(Saved data entries)
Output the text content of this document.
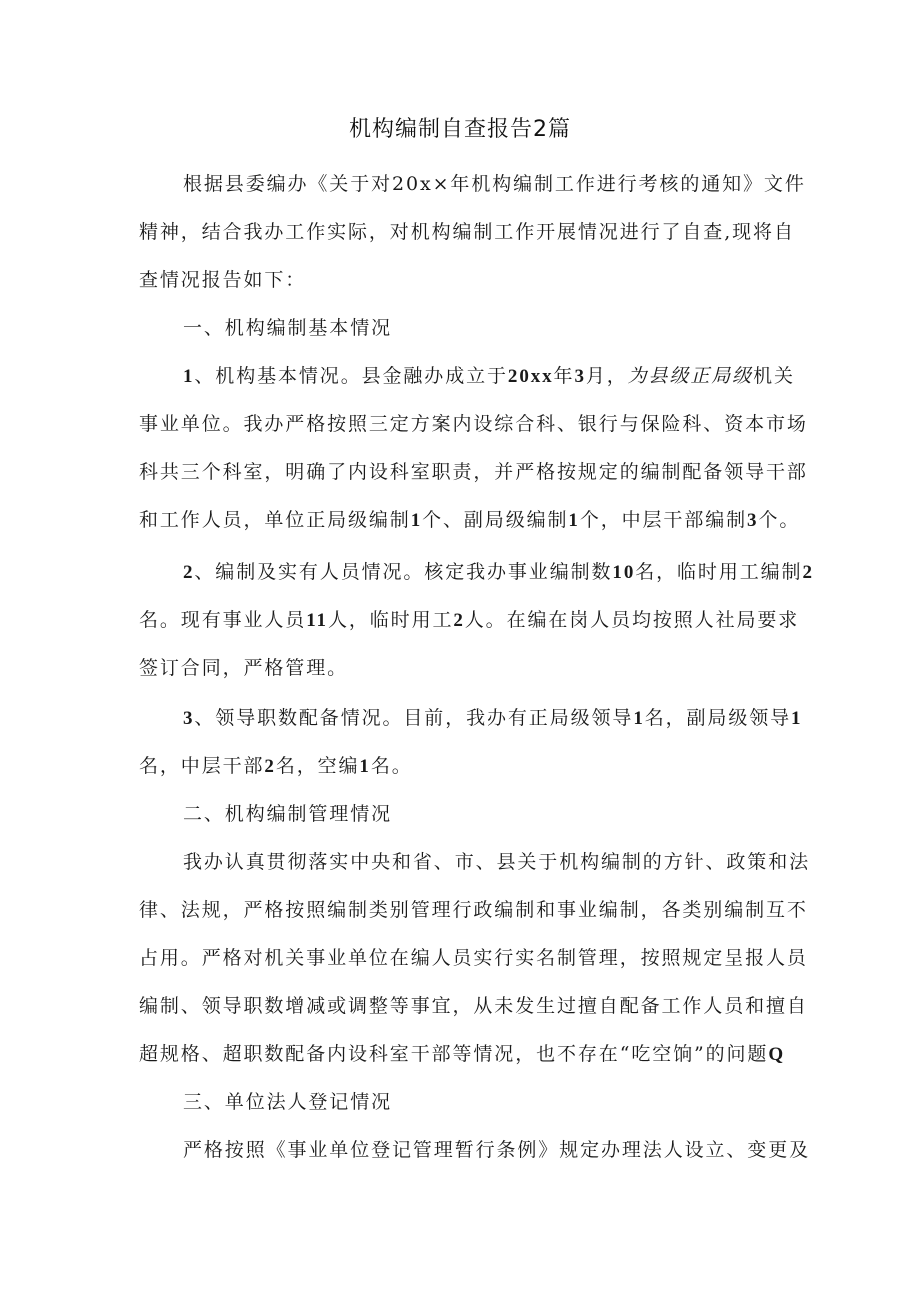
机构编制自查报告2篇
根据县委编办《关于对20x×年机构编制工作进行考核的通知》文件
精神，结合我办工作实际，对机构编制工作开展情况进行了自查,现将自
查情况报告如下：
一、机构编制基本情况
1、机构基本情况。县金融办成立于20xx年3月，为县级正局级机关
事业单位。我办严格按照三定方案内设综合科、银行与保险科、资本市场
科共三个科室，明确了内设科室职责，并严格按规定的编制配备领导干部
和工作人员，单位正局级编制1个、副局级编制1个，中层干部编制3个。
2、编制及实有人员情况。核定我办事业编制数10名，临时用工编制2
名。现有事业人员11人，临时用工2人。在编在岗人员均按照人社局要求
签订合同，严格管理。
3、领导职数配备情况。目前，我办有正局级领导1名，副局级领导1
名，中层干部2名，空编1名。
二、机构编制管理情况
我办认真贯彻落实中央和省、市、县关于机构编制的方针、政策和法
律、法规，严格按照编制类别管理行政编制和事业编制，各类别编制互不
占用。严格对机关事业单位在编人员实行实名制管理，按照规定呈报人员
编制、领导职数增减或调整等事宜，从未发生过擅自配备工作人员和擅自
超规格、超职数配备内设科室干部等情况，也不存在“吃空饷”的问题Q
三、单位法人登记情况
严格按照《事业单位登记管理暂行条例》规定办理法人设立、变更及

**Goal of the exercise:**
Repeat the listing in full and exactly. Do not include any images.

**Answer:**
Output the text content of this document.
机构编制自查报告2篇
根据县委编办《关于对20x×年机构编制工作进行考核的通知》文件
精神，结合我办工作实际，对机构编制工作开展情况进行了自查,现将自
查情况报告如下：
一、机构编制基本情况
1、机构基本情况。县金融办成立于20xx年3月，为县级正局级机关
事业单位。我办严格按照三定方案内设综合科、银行与保险科、资本市场
科共三个科室，明确了内设科室职责，并严格按规定的编制配备领导干部
和工作人员，单位正局级编制1个、副局级编制1个，中层干部编制3个。
2、编制及实有人员情况。核定我办事业编制数10名，临时用工编制2
名。现有事业人员11人，临时用工2人。在编在岗人员均按照人社局要求
签订合同，严格管理。
3、领导职数配备情况。目前，我办有正局级领导1名，副局级领导1
名，中层干部2名，空编1名。
二、机构编制管理情况
我办认真贯彻落实中央和省、市、县关于机构编制的方针、政策和法
律、法规，严格按照编制类别管理行政编制和事业编制，各类别编制互不
占用。严格对机关事业单位在编人员实行实名制管理，按照规定呈报人员
编制、领导职数增减或调整等事宜，从未发生过擅自配备工作人员和擅自
超规格、超职数配备内设科室干部等情况，也不存在“吃空饷”的问题Q
三、单位法人登记情况
严格按照《事业单位登记管理暂行条例》规定办理法人设立、变更及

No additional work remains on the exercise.